# [Information supplied]
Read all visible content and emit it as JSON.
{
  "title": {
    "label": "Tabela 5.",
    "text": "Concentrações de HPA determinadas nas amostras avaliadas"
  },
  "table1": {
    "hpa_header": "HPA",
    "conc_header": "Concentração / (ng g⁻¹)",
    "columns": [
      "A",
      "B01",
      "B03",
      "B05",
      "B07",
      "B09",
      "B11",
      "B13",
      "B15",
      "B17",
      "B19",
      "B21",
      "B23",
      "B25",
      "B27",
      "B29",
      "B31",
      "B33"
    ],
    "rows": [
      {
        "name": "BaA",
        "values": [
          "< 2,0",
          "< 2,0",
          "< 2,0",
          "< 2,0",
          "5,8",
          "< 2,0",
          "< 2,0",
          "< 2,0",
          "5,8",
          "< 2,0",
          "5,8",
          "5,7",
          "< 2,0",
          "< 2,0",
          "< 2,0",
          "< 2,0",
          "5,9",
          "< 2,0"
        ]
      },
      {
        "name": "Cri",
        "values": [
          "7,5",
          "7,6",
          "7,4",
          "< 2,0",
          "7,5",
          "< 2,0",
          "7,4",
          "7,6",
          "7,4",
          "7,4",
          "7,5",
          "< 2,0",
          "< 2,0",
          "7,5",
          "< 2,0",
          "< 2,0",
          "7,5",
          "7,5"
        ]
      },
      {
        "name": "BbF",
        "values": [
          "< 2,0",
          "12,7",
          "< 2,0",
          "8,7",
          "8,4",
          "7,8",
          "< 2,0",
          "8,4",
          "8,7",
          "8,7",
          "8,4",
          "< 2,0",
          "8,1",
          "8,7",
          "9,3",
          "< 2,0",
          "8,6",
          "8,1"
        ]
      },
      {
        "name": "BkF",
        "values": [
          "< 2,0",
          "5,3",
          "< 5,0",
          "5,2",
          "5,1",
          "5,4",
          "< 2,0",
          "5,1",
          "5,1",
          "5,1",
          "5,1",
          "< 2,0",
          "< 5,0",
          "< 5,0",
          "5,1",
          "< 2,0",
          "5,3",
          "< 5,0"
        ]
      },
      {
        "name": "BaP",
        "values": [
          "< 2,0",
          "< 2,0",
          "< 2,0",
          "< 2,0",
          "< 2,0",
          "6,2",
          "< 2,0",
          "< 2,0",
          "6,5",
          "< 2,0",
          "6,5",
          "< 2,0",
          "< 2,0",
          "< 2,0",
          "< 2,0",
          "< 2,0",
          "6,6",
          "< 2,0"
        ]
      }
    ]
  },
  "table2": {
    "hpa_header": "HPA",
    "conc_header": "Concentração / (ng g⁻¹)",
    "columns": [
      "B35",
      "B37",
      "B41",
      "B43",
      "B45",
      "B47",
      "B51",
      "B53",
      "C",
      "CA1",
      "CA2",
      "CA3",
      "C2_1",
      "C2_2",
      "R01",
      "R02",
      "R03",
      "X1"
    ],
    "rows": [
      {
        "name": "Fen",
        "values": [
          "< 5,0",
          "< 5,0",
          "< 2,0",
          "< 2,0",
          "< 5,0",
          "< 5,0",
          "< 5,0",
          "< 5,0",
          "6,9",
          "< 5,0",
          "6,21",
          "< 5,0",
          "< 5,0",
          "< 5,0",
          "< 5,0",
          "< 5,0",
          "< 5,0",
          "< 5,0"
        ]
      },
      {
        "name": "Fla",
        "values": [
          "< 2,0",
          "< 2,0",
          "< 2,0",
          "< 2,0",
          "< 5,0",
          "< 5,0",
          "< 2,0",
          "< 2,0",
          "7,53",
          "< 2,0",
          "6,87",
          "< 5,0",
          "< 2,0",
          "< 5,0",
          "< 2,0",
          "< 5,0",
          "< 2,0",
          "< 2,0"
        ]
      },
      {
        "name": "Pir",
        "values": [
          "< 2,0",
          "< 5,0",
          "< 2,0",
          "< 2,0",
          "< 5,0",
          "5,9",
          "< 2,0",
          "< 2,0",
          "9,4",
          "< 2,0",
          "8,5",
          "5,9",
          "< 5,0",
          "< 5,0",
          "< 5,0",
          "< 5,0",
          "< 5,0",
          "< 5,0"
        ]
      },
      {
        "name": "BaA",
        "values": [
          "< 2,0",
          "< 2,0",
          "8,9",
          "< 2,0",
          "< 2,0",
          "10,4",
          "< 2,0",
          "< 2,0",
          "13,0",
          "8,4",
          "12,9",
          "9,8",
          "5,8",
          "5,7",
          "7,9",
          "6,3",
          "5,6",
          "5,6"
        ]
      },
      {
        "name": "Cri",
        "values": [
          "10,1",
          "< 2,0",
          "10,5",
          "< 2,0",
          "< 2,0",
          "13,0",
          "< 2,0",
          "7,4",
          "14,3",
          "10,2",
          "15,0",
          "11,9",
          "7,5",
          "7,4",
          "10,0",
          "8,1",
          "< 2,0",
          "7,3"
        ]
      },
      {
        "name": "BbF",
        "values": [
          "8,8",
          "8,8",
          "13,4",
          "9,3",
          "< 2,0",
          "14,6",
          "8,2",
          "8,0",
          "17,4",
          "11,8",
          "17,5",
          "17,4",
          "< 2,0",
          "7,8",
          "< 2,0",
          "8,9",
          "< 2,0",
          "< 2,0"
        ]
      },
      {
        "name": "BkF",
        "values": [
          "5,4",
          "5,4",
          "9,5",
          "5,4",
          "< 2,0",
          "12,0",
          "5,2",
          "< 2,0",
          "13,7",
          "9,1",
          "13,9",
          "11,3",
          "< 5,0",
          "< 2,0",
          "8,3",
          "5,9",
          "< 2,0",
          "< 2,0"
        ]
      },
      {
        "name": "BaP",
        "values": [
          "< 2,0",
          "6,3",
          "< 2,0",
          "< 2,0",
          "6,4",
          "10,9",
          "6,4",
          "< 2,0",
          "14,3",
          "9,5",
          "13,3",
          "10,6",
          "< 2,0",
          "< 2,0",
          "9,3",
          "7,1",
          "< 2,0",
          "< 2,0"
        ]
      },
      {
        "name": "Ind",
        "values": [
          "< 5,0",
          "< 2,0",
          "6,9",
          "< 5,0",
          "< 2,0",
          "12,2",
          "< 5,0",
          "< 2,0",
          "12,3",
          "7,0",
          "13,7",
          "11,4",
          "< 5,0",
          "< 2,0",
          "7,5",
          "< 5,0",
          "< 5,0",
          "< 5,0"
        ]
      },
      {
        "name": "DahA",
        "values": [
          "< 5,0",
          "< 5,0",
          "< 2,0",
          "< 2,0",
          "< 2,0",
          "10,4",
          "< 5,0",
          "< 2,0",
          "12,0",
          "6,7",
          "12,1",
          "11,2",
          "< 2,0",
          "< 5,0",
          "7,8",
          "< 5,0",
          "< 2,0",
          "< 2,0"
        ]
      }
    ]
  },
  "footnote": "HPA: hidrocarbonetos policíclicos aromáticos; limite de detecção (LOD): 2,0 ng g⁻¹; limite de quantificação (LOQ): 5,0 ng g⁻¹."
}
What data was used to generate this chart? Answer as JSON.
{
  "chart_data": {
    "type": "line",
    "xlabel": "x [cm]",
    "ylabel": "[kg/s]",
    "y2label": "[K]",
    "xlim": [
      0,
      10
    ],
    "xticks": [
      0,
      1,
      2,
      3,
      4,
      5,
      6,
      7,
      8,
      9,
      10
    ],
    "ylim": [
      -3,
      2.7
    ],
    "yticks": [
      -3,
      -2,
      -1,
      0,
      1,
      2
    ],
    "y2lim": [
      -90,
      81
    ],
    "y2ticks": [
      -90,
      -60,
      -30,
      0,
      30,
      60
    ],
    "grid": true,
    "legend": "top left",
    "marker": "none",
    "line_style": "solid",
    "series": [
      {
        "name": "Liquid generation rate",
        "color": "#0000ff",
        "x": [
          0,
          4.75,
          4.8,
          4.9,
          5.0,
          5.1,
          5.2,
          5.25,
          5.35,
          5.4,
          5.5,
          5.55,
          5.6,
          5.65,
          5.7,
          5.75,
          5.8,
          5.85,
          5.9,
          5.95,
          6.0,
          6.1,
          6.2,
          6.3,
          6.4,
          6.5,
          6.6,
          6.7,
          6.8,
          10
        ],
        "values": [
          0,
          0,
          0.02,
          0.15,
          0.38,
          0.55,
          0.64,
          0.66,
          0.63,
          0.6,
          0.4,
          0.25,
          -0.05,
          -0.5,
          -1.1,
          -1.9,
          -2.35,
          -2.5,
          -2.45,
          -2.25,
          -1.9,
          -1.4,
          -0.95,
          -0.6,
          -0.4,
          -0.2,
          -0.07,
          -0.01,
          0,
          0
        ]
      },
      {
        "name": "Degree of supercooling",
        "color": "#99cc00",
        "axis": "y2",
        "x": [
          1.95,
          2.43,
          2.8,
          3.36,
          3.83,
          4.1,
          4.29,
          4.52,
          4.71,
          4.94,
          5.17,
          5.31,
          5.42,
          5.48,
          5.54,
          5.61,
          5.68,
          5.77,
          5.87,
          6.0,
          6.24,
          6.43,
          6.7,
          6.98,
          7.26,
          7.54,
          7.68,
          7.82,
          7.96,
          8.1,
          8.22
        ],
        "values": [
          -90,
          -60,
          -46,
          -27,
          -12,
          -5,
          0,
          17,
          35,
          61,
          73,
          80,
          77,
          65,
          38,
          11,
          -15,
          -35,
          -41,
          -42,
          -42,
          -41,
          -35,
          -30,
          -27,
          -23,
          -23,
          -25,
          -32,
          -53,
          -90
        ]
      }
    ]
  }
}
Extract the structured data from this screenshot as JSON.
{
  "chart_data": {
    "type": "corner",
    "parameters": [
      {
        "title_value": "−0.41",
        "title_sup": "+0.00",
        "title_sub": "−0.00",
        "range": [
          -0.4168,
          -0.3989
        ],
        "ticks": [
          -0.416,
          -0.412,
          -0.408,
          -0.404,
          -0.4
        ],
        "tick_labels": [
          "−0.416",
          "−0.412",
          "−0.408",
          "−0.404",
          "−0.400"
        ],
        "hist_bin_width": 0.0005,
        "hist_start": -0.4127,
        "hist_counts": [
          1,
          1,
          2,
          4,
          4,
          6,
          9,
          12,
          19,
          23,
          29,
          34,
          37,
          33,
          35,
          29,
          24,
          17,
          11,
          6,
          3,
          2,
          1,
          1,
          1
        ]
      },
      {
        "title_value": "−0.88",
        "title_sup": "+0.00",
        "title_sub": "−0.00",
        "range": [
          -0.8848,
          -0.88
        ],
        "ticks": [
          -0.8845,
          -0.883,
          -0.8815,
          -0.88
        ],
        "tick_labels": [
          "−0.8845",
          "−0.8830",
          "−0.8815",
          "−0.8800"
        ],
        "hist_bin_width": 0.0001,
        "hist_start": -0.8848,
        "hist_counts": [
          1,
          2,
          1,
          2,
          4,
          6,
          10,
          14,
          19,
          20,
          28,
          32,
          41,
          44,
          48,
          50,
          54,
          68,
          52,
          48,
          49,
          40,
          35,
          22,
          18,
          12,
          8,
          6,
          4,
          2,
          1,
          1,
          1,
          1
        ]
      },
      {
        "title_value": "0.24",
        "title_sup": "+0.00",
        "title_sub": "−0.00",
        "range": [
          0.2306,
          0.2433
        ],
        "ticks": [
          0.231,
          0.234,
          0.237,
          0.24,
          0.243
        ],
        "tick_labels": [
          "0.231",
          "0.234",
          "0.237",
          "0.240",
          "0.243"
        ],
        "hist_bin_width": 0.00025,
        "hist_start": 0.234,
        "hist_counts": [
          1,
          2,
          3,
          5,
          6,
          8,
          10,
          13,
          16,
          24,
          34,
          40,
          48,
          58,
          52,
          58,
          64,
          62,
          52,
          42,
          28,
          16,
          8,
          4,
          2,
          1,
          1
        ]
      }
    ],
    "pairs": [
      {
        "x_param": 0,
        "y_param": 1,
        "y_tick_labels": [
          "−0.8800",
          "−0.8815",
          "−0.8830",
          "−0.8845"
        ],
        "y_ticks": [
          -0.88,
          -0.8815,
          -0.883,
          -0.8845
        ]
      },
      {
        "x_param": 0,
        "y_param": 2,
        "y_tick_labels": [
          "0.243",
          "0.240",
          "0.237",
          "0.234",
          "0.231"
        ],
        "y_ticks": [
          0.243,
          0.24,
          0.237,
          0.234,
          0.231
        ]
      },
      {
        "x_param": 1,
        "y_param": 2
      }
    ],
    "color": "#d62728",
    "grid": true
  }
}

# [The problem]
Copy each line above where the string "color" occurs.

# [The completed task]
        "color": "#0000ff",
        "color": "#99cc00",
    "color": "#d62728",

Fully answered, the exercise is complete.